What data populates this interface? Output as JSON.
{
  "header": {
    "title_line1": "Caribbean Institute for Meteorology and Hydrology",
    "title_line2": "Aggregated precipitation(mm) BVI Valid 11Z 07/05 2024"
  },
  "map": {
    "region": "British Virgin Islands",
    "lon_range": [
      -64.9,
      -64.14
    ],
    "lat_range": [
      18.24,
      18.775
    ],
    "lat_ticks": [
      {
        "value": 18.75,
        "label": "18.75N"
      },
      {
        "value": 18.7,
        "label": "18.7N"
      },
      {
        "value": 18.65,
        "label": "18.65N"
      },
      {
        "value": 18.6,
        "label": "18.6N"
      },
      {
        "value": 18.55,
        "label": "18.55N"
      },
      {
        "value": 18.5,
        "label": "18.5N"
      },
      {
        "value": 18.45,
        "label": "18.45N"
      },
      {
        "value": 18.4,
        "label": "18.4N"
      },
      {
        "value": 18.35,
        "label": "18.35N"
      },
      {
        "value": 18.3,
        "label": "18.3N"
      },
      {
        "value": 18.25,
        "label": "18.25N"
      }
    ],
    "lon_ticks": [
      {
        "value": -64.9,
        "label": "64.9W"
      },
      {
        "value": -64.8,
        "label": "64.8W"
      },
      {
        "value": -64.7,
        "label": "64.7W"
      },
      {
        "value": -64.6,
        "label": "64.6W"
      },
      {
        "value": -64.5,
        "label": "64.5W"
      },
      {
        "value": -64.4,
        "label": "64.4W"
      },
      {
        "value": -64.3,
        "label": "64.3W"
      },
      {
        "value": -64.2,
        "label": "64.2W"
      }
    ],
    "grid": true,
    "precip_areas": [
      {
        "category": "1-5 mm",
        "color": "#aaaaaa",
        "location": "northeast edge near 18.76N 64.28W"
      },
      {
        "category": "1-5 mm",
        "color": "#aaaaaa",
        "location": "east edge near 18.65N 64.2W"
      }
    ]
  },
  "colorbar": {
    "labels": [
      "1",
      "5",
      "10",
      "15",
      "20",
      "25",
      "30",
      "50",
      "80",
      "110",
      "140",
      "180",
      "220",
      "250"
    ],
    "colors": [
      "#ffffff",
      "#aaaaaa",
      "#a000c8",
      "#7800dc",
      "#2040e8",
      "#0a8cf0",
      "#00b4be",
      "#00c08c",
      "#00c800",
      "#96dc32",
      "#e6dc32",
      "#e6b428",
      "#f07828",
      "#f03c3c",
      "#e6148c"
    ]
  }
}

● Challenge: Indicate how many lines of the material contain the string "near", giving the number and nothing more.

● Worked answer: 2